● **RECORDS FOR THIS EXERCISE**:

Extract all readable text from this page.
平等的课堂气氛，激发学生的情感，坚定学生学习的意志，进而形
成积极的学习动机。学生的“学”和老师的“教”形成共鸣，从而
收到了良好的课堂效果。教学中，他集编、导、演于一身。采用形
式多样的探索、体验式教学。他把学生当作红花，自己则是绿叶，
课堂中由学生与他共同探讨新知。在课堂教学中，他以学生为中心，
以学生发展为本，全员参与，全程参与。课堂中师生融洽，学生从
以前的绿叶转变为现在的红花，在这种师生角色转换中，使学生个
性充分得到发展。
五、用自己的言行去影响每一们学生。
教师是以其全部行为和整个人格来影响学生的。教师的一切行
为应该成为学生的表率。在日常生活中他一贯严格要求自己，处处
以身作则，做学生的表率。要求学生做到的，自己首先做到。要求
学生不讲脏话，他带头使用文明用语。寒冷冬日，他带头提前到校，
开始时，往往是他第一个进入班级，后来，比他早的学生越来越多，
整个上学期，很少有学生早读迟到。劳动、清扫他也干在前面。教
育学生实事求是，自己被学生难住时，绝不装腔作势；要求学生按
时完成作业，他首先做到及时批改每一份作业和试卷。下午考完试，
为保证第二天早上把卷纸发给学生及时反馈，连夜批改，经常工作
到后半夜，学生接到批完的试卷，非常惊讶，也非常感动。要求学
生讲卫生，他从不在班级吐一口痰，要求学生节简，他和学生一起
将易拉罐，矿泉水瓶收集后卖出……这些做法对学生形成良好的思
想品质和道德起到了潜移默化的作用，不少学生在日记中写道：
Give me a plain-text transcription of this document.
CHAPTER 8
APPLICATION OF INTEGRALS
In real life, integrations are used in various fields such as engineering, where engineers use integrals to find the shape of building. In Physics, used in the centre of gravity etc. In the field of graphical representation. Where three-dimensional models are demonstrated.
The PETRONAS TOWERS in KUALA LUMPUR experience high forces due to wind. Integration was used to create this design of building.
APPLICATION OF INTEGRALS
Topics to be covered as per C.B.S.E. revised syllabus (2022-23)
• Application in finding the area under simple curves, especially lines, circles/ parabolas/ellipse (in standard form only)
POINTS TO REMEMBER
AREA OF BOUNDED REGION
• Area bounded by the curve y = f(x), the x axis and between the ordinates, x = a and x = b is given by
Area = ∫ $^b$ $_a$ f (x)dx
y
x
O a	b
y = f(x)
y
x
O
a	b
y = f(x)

● **GOAL**: Report how many lines above hold the string "building", giving nothing but the number.

● **PROBLEM SOLUTION**: 2